▶
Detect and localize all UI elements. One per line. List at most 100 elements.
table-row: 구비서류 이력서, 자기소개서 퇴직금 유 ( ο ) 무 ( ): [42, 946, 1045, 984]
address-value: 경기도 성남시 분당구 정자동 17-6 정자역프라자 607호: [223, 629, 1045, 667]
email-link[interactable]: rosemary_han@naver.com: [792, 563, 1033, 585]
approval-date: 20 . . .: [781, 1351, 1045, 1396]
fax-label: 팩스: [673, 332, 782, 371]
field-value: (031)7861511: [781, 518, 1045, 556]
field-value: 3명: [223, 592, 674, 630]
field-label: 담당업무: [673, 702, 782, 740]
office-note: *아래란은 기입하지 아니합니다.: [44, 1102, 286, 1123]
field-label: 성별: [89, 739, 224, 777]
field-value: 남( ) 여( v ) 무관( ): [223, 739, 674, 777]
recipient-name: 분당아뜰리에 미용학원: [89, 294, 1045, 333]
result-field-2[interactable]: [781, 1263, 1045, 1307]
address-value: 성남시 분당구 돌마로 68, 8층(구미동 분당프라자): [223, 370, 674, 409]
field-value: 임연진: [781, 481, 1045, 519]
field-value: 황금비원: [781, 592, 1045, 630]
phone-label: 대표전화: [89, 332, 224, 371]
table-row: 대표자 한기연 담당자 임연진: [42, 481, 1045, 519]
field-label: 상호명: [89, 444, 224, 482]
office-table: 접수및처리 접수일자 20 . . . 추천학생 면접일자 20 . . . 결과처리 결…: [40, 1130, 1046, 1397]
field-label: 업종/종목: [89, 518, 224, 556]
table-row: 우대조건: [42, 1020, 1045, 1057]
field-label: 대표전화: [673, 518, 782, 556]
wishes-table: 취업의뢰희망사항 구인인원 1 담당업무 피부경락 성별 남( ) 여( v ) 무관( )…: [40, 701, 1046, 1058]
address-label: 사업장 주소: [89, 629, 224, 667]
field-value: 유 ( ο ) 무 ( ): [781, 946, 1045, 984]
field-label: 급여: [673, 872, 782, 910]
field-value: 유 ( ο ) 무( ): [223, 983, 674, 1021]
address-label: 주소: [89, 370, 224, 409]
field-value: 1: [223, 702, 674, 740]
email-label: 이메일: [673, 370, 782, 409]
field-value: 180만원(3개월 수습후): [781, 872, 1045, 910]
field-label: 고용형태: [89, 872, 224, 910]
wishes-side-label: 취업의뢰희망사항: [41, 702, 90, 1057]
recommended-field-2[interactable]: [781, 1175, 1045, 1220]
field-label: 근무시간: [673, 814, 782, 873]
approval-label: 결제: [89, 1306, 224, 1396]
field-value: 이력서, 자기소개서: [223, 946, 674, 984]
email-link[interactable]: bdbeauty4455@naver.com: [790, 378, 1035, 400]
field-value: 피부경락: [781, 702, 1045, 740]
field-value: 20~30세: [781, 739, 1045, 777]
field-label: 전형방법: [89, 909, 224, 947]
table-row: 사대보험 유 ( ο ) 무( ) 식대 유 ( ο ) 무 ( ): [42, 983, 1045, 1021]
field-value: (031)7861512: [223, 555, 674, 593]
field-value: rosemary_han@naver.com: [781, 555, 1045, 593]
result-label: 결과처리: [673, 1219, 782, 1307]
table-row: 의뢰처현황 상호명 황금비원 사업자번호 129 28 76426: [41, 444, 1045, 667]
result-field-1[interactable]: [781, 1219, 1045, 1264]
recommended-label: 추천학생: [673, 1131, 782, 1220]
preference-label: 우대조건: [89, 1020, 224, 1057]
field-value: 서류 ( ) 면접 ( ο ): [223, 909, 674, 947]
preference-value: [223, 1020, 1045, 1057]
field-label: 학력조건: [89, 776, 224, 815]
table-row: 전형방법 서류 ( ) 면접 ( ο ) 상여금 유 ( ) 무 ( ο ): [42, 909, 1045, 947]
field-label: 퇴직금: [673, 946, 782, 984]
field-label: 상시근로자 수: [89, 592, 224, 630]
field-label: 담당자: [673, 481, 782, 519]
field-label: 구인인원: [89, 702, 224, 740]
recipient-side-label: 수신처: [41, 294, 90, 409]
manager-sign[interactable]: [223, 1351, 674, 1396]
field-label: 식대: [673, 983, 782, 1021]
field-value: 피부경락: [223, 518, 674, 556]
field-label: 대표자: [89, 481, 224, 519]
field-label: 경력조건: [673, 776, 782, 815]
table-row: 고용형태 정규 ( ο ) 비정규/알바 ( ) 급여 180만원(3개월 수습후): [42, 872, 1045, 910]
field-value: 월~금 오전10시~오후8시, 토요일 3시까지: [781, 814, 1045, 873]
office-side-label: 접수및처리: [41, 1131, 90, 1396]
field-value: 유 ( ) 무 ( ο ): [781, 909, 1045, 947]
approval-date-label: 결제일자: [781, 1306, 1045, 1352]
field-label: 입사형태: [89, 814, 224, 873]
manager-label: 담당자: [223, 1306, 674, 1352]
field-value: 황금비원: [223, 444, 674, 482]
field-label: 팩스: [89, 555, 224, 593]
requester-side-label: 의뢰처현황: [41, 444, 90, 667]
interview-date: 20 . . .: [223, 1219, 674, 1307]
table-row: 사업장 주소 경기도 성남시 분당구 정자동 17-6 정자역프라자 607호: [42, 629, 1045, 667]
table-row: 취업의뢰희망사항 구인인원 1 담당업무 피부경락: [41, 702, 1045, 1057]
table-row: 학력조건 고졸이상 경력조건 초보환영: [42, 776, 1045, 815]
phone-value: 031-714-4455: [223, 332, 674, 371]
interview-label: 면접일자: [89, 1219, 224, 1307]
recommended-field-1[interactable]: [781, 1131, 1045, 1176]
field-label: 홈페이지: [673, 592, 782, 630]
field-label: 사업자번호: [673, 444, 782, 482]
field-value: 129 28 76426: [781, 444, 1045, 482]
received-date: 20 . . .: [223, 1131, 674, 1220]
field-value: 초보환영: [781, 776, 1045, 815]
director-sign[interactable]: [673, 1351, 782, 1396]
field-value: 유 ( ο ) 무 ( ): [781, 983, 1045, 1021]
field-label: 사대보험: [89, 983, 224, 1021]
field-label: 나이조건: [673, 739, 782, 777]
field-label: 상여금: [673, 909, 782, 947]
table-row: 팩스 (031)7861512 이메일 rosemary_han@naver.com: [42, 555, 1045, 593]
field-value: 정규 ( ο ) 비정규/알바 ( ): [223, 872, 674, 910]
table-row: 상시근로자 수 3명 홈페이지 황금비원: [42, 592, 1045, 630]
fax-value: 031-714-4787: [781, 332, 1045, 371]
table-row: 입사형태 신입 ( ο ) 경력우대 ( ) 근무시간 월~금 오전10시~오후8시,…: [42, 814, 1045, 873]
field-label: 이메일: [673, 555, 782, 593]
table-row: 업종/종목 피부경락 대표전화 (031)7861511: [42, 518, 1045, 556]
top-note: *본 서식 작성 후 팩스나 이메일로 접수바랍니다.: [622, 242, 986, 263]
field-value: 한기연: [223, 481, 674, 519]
◀
Copy out every line of the listing above, character for character, with nothing left out or changed.

Detect and localize all UI elements. One per line. List at most 100 elements.
table-row: 구비서류 이력서, 자기소개서 퇴직금 유 ( ο ) 무 ( ): [42, 946, 1045, 984]
address-value: 경기도 성남시 분당구 정자동 17-6 정자역프라자 607호: [223, 629, 1045, 667]
email-link[interactable]: rosemary_han@naver.com: [792, 563, 1033, 585]
approval-date: 20 . . .: [781, 1351, 1045, 1396]
fax-label: 팩스: [673, 332, 782, 371]
field-value: (031)7861511: [781, 518, 1045, 556]
field-value: 3명: [223, 592, 674, 630]
field-label: 담당업무: [673, 702, 782, 740]
office-note: *아래란은 기입하지 아니합니다.: [44, 1102, 286, 1123]
field-label: 성별: [89, 739, 224, 777]
field-value: 남( ) 여( v ) 무관( ): [223, 739, 674, 777]
recipient-name: 분당아뜰리에 미용학원: [89, 294, 1045, 333]
result-field-2[interactable]: [781, 1263, 1045, 1307]
address-value: 성남시 분당구 돌마로 68, 8층(구미동 분당프라자): [223, 370, 674, 409]
field-value: 임연진: [781, 481, 1045, 519]
field-value: 황금비원: [781, 592, 1045, 630]
phone-label: 대표전화: [89, 332, 224, 371]
table-row: 대표자 한기연 담당자 임연진: [42, 481, 1045, 519]
field-label: 상호명: [89, 444, 224, 482]
office-table: 접수및처리 접수일자 20 . . . 추천학생 면접일자 20 . . . 결과처리 결…: [40, 1130, 1046, 1397]
field-label: 업종/종목: [89, 518, 224, 556]
table-row: 우대조건: [42, 1020, 1045, 1057]
field-label: 대표전화: [673, 518, 782, 556]
wishes-table: 취업의뢰희망사항 구인인원 1 담당업무 피부경락 성별 남( ) 여( v ) 무관( )…: [40, 701, 1046, 1058]
address-label: 사업장 주소: [89, 629, 224, 667]
field-value: 유 ( ο ) 무 ( ): [781, 946, 1045, 984]
field-label: 급여: [673, 872, 782, 910]
field-value: 유 ( ο ) 무( ): [223, 983, 674, 1021]
address-label: 주소: [89, 370, 224, 409]
field-value: 1: [223, 702, 674, 740]
email-label: 이메일: [673, 370, 782, 409]
field-value: 180만원(3개월 수습후): [781, 872, 1045, 910]
field-label: 고용형태: [89, 872, 224, 910]
wishes-side-label: 취업의뢰희망사항: [41, 702, 90, 1057]
recommended-field-2[interactable]: [781, 1175, 1045, 1220]
field-label: 근무시간: [673, 814, 782, 873]
approval-label: 결제: [89, 1306, 224, 1396]
field-value: 이력서, 자기소개서: [223, 946, 674, 984]
email-link[interactable]: bdbeauty4455@naver.com: [790, 378, 1035, 400]
field-value: 피부경락: [781, 702, 1045, 740]
field-value: 20~30세: [781, 739, 1045, 777]
field-label: 전형방법: [89, 909, 224, 947]
table-row: 사대보험 유 ( ο ) 무( ) 식대 유 ( ο ) 무 ( ): [42, 983, 1045, 1021]
field-value: (031)7861512: [223, 555, 674, 593]
field-value: rosemary_han@naver.com: [781, 555, 1045, 593]
result-label: 결과처리: [673, 1219, 782, 1307]
table-row: 의뢰처현황 상호명 황금비원 사업자번호 129 28 76426: [41, 444, 1045, 667]
result-field-1[interactable]: [781, 1219, 1045, 1264]
recommended-label: 추천학생: [673, 1131, 782, 1220]
preference-label: 우대조건: [89, 1020, 224, 1057]
field-value: 서류 ( ) 면접 ( ο ): [223, 909, 674, 947]
preference-value: [223, 1020, 1045, 1057]
field-label: 학력조건: [89, 776, 224, 815]
table-row: 전형방법 서류 ( ) 면접 ( ο ) 상여금 유 ( ) 무 ( ο ): [42, 909, 1045, 947]
field-label: 퇴직금: [673, 946, 782, 984]
field-label: 상시근로자 수: [89, 592, 224, 630]
field-label: 담당자: [673, 481, 782, 519]
field-label: 구인인원: [89, 702, 224, 740]
recipient-side-label: 수신처: [41, 294, 90, 409]
manager-sign[interactable]: [223, 1351, 674, 1396]
field-label: 식대: [673, 983, 782, 1021]
field-value: 피부경락: [223, 518, 674, 556]
field-label: 대표자: [89, 481, 224, 519]
field-label: 경력조건: [673, 776, 782, 815]
table-row: 고용형태 정규 ( ο ) 비정규/알바 ( ) 급여 180만원(3개월 수습후): [42, 872, 1045, 910]
field-value: 월~금 오전10시~오후8시, 토요일 3시까지: [781, 814, 1045, 873]
office-side-label: 접수및처리: [41, 1131, 90, 1396]
field-value: 유 ( ) 무 ( ο ): [781, 909, 1045, 947]
approval-date-label: 결제일자: [781, 1306, 1045, 1352]
field-label: 입사형태: [89, 814, 224, 873]
manager-label: 담당자: [223, 1306, 674, 1352]
field-value: 황금비원: [223, 444, 674, 482]
field-label: 팩스: [89, 555, 224, 593]
requester-side-label: 의뢰처현황: [41, 444, 90, 667]
interview-date: 20 . . .: [223, 1219, 674, 1307]
table-row: 사업장 주소 경기도 성남시 분당구 정자동 17-6 정자역프라자 607호: [42, 629, 1045, 667]
table-row: 취업의뢰희망사항 구인인원 1 담당업무 피부경락: [41, 702, 1045, 1057]
table-row: 학력조건 고졸이상 경력조건 초보환영: [42, 776, 1045, 815]
phone-value: 031-714-4455: [223, 332, 674, 371]
interview-label: 면접일자: [89, 1219, 224, 1307]
recommended-field-1[interactable]: [781, 1131, 1045, 1176]
field-label: 홈페이지: [673, 592, 782, 630]
field-label: 사업자번호: [673, 444, 782, 482]
field-value: 129 28 76426: [781, 444, 1045, 482]
received-date: 20 . . .: [223, 1131, 674, 1220]
field-value: 초보환영: [781, 776, 1045, 815]
director-sign[interactable]: [673, 1351, 782, 1396]
field-value: 유 ( ο ) 무 ( ): [781, 983, 1045, 1021]
field-label: 사대보험: [89, 983, 224, 1021]
field-label: 나이조건: [673, 739, 782, 777]
field-label: 상여금: [673, 909, 782, 947]
table-row: 팩스 (031)7861512 이메일 rosemary_han@naver.com: [42, 555, 1045, 593]
field-value: 정규 ( ο ) 비정규/알바 ( ): [223, 872, 674, 910]
table-row: 상시근로자 수 3명 홈페이지 황금비원: [42, 592, 1045, 630]
fax-value: 031-714-4787: [781, 332, 1045, 371]
table-row: 입사형태 신입 ( ο ) 경력우대 ( ) 근무시간 월~금 오전10시~오후8시,…: [42, 814, 1045, 873]
field-label: 이메일: [673, 555, 782, 593]
table-row: 업종/종목 피부경락 대표전화 (031)7861511: [42, 518, 1045, 556]
top-note: *본 서식 작성 후 팩스나 이메일로 접수바랍니다.: [622, 242, 986, 263]
field-value: 한기연: [223, 481, 674, 519]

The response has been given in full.